PROMPT:
Within the listing below, locate all lines containing the word "this". Copy each one.

DATA PROVIDED:

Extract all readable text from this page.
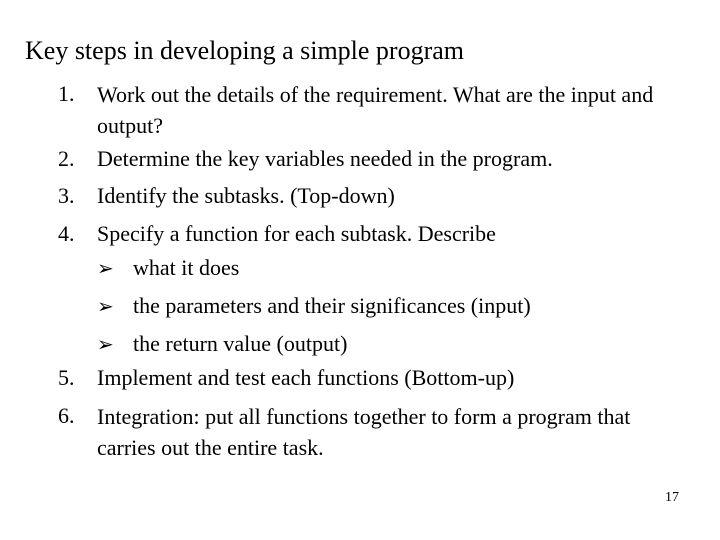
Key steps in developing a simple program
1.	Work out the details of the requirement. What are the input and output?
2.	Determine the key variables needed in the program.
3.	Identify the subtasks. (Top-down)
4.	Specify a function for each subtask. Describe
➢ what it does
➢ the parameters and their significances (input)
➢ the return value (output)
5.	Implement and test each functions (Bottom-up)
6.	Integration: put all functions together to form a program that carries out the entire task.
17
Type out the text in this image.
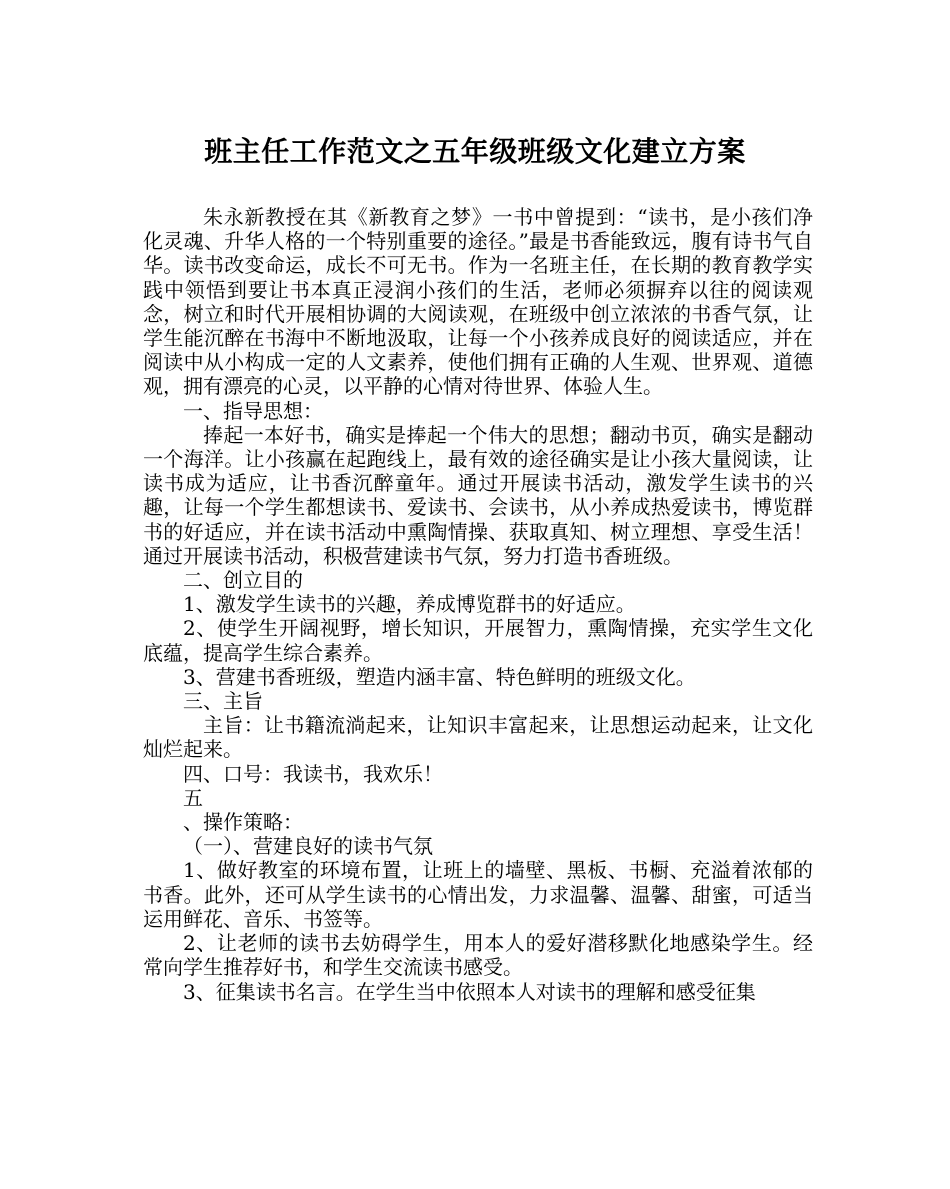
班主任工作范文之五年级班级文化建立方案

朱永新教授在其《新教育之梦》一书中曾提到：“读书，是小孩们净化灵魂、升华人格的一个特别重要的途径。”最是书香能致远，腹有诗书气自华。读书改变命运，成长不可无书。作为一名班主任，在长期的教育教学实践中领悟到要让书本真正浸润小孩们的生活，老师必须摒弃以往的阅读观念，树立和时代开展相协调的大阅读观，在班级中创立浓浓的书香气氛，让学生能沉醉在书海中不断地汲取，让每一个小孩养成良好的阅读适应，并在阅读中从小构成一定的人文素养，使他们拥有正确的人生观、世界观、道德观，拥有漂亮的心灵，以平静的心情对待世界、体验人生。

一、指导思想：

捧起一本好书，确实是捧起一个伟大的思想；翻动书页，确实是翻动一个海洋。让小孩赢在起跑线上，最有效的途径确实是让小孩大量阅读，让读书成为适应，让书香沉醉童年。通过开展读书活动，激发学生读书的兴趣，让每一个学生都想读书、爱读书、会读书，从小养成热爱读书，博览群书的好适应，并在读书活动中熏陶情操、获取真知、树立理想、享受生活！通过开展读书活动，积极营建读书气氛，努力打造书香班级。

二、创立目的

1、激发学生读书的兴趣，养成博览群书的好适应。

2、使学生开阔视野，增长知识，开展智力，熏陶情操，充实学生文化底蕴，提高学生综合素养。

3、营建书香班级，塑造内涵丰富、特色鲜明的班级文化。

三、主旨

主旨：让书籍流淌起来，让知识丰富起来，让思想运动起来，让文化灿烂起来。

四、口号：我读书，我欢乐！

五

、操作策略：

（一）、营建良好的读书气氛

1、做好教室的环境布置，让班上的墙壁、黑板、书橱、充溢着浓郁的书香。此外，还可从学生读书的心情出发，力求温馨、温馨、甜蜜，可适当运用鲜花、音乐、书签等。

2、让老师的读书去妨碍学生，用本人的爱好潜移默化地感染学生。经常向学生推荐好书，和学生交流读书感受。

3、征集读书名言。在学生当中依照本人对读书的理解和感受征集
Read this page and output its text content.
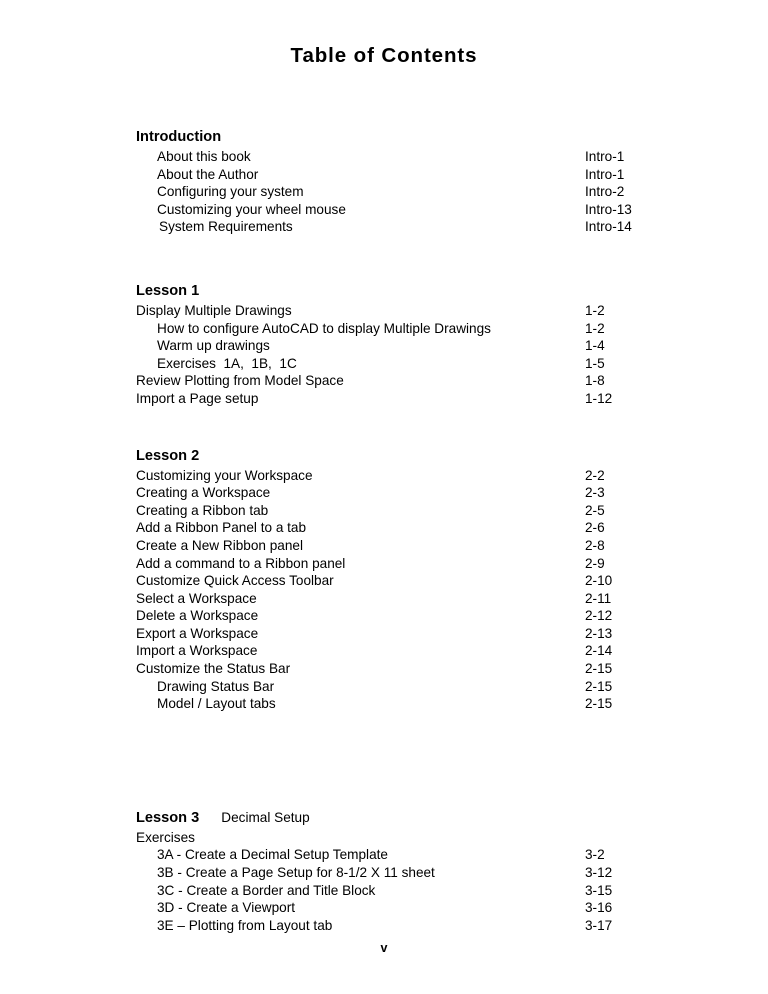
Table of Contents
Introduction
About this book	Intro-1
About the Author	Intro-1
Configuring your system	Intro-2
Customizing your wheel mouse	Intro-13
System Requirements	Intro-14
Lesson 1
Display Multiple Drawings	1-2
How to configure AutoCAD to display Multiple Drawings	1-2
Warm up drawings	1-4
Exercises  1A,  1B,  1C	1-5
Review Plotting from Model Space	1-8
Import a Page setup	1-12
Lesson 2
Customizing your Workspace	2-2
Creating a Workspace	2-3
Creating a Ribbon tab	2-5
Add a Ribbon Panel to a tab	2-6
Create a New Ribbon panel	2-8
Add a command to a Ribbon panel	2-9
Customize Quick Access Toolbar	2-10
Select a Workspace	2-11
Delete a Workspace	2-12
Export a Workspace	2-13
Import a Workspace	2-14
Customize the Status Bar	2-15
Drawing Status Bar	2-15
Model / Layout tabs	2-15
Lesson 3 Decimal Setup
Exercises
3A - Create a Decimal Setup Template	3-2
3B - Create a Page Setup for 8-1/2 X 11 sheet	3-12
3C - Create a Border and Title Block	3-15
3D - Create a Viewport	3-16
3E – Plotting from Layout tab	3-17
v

EXERCISE RESULT:
Extract all readable text from this page.
Type out the text in this image.
Read this page and output its text content.
About this book	Intro-1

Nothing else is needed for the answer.